[Text provided Boundary: Start]
Purpose of the Study:

  • To develop a novel deep learning approach, Ensemble Binding Affinity (EBA), for accurate protein-ligand binding affinity prediction.
  • To enhance prediction accuracy and generalization by ensembling multiple deep learning models trained on diverse input features.

Main Methods:

  • Trained 13 deep learning models using combinations of 5 input features, incorporating cross-attention and self-attention layers.
  • Explored all possible model ensembles to identify optimal combinations for binding affinity prediction.
  • Utilized 1D sequential and structural features of protein-ligand complexes, avoiding complex 3D structural data.

Main Results:

  • Achieved a Pearson correlation coefficient (R) of 0.914 and a root mean square error (RMSE) of 0.957 on the CASF2016 benchmark dataset.
[Text provided Boundary: End]
• List of tasks:
(1) Under the "Main Methods" heading of the study summary, what are all the methods listed? Give each as a short phrase.
(2) Extend the study summary on Ensemble Binding Affinity, picking up after its final bullet point.
[Information supplied Boundary: Start]
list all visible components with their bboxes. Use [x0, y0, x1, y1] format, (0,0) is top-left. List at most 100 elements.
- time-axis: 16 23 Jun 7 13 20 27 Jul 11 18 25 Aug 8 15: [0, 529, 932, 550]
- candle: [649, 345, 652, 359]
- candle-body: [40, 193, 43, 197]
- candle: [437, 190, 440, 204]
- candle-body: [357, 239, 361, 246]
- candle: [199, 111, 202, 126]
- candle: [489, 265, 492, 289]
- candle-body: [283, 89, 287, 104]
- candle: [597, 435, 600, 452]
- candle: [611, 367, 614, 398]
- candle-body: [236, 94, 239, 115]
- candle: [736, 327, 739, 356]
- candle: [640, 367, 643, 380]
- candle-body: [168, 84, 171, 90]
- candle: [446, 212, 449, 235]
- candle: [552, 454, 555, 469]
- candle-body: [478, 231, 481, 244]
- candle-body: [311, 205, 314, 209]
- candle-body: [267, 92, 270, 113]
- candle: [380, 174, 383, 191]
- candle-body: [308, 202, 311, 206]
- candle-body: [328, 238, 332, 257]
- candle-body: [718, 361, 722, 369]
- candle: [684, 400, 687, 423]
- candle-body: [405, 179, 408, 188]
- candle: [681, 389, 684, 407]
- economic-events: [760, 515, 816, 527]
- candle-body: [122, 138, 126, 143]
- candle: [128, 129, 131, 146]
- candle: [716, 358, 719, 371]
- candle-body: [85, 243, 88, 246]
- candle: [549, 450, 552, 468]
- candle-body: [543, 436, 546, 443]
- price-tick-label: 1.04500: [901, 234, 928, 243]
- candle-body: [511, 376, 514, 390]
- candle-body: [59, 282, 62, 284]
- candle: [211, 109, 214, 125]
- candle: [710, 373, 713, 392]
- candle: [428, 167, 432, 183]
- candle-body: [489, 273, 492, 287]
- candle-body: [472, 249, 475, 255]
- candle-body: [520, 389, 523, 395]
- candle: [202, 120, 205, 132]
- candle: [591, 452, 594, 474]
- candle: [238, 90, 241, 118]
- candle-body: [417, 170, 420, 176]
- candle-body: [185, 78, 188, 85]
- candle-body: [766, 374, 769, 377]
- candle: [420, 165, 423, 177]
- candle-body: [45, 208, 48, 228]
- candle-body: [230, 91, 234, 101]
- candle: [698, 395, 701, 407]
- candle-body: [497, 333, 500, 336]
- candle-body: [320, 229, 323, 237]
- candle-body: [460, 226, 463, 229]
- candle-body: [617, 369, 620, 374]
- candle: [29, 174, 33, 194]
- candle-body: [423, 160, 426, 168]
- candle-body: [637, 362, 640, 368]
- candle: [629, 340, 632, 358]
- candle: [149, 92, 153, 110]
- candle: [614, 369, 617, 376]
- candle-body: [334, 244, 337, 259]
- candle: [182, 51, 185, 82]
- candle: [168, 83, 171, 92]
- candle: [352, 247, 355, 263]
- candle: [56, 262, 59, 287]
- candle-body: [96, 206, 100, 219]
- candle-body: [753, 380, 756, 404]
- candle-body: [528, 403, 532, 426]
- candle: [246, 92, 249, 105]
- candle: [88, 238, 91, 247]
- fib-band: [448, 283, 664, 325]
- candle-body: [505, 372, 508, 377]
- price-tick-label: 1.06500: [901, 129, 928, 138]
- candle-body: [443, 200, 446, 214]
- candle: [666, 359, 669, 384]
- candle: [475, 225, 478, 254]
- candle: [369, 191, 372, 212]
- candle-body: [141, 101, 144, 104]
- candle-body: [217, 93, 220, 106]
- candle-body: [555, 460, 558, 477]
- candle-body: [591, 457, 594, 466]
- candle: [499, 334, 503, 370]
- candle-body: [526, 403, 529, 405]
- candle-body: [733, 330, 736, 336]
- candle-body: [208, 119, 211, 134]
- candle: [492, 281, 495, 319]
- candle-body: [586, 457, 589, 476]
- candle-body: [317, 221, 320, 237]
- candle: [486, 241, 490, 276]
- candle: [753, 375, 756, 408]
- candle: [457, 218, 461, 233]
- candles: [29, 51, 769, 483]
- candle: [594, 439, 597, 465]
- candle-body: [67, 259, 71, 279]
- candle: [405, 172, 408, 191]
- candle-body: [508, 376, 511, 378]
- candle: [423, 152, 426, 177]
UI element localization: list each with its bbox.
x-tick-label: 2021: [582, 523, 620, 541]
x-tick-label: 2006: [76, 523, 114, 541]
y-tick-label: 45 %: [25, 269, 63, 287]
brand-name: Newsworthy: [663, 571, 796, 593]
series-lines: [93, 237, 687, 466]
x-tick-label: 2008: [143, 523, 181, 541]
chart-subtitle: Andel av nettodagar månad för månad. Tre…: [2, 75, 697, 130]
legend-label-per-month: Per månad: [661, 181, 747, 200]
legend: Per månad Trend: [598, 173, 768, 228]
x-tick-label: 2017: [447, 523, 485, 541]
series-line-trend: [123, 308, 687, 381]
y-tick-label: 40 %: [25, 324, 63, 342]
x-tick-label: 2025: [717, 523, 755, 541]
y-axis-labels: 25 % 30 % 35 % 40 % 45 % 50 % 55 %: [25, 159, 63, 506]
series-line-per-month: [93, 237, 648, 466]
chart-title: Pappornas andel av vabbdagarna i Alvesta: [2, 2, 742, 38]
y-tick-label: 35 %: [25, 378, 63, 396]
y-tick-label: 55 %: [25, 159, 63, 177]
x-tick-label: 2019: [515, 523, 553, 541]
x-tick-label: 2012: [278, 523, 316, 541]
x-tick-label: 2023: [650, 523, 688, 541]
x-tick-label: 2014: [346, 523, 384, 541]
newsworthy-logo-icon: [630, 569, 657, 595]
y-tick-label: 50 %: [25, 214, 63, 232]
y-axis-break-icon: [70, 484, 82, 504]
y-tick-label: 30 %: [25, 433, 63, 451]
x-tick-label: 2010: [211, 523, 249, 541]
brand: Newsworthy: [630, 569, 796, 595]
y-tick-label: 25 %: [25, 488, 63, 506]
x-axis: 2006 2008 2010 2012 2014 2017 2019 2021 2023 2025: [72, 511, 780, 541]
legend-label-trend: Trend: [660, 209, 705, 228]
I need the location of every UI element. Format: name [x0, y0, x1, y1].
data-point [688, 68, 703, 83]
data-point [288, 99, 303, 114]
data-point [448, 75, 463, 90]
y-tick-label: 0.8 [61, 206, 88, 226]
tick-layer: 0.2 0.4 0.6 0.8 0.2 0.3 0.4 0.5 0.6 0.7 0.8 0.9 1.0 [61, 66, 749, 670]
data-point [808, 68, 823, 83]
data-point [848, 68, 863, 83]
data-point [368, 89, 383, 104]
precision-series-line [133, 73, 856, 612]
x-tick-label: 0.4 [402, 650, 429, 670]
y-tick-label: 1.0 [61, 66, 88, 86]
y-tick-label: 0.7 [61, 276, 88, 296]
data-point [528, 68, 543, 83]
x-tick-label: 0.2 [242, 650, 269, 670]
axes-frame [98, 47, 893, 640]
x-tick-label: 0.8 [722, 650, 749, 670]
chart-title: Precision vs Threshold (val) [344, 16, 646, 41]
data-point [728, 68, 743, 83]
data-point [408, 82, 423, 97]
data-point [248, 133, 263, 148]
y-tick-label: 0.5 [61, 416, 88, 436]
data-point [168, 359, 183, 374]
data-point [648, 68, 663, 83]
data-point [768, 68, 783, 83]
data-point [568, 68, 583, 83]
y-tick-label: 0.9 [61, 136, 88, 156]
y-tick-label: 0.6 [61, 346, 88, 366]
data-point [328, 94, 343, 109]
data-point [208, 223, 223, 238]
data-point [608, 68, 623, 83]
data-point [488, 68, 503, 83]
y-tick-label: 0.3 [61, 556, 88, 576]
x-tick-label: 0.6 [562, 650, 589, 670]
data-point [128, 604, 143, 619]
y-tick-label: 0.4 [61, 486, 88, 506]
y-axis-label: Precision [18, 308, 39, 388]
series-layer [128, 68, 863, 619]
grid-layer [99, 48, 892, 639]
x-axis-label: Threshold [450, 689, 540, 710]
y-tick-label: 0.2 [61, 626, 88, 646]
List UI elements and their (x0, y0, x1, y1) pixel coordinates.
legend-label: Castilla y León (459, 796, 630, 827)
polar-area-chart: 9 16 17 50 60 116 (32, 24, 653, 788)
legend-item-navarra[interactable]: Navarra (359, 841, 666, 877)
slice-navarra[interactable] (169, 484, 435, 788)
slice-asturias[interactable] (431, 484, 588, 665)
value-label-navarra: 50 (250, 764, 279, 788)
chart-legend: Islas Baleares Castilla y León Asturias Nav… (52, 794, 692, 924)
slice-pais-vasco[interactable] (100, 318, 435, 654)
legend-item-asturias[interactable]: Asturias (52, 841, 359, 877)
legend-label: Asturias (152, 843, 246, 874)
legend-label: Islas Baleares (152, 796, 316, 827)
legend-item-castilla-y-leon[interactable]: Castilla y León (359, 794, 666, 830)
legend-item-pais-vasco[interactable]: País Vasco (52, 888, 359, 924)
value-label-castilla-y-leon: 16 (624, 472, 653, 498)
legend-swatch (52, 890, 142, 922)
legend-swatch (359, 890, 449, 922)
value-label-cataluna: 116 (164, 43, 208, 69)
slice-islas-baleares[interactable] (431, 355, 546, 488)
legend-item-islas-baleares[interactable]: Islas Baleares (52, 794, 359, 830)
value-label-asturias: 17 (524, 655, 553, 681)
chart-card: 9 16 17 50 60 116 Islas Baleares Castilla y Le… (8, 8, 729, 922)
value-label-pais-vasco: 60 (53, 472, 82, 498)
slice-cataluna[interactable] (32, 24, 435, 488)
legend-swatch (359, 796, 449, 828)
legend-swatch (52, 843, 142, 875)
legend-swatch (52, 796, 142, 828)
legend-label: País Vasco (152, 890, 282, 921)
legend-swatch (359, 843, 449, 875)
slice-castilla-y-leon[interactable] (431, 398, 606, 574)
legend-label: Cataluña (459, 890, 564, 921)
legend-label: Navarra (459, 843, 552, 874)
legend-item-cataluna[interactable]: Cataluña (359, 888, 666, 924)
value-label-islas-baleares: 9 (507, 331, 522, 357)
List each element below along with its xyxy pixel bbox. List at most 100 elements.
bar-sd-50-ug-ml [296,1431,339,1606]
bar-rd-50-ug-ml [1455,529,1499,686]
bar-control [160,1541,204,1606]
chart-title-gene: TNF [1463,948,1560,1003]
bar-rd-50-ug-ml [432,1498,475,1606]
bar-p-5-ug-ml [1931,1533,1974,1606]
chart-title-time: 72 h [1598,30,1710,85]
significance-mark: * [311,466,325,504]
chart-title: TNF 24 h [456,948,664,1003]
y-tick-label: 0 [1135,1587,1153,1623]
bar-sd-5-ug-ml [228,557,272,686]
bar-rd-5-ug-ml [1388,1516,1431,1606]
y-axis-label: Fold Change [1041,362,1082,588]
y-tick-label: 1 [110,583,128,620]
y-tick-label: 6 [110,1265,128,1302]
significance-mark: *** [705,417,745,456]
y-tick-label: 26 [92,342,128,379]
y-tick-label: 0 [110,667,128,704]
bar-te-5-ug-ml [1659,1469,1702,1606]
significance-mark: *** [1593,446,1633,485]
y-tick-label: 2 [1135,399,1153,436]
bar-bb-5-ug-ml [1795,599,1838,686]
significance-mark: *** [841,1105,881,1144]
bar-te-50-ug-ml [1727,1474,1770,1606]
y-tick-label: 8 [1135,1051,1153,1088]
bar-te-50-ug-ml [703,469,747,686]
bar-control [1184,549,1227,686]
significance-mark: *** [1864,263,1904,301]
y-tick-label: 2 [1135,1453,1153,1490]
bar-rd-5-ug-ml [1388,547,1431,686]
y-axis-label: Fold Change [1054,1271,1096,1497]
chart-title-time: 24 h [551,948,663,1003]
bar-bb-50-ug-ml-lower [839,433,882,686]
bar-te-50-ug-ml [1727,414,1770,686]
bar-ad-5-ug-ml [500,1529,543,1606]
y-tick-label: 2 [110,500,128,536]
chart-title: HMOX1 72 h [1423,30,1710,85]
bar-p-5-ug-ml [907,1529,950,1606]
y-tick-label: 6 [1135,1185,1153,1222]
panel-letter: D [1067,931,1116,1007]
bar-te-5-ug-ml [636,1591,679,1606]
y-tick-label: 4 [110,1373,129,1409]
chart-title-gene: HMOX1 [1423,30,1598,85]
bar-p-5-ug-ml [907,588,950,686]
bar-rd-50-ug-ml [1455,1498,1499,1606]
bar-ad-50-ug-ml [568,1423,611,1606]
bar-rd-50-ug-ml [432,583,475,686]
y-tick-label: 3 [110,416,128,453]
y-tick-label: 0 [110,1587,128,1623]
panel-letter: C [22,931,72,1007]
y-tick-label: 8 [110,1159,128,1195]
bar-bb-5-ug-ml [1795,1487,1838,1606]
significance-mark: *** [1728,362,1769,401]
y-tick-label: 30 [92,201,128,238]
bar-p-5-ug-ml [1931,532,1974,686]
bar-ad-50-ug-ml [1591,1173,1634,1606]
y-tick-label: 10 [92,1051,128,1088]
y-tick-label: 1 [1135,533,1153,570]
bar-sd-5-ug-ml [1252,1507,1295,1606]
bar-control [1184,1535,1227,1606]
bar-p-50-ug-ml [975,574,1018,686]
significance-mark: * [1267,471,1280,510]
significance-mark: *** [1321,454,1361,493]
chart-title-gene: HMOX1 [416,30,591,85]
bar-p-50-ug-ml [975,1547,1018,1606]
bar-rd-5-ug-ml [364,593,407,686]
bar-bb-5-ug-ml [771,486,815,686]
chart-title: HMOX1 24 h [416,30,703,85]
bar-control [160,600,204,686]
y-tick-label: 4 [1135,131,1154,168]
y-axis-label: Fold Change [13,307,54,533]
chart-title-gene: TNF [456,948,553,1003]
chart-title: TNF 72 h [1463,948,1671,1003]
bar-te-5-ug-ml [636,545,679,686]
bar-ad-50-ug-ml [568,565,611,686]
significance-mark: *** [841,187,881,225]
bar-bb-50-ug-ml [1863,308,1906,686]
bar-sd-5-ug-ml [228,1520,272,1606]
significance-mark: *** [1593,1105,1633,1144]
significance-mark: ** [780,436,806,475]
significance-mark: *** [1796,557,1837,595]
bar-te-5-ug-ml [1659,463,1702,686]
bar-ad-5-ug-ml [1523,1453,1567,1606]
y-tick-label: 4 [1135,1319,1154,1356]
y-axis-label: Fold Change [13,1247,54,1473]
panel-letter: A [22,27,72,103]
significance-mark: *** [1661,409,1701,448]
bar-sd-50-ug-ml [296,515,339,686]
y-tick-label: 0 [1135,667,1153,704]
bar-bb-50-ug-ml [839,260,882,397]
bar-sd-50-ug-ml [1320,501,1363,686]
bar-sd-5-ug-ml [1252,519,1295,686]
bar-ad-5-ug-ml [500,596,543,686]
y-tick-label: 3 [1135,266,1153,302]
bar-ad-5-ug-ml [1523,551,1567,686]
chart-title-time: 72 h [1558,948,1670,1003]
[Information supplied Boundary: End]
• Task results:
(1)
- Training 13 deep learning models on combinations of 5 input features, with cross-attention and self-attention layers
- Exploring all possible model ensembles to find the best combinations for binding affinity prediction
- Using 1D sequential and structural features of protein-ligand complexes instead of complex 3D structural data

(2)
  • Demonstrated over 15% improvement in R-value and 19% in RMSE on CSAR-HiQ datasets compared to the CAPLA predictor.
  • Exhibited superior performance across all metrics on five benchmark datasets compared to state-of-the-art methods.

Conclusions:

  • The EBA method significantly improves protein-ligand binding affinity prediction accuracy and robustness.
  • The ensemble approach effectively leverages diverse models and features for enhanced predictive power.
  • This work contributes to accelerating drug development by improving the success rate of potential drug candidates.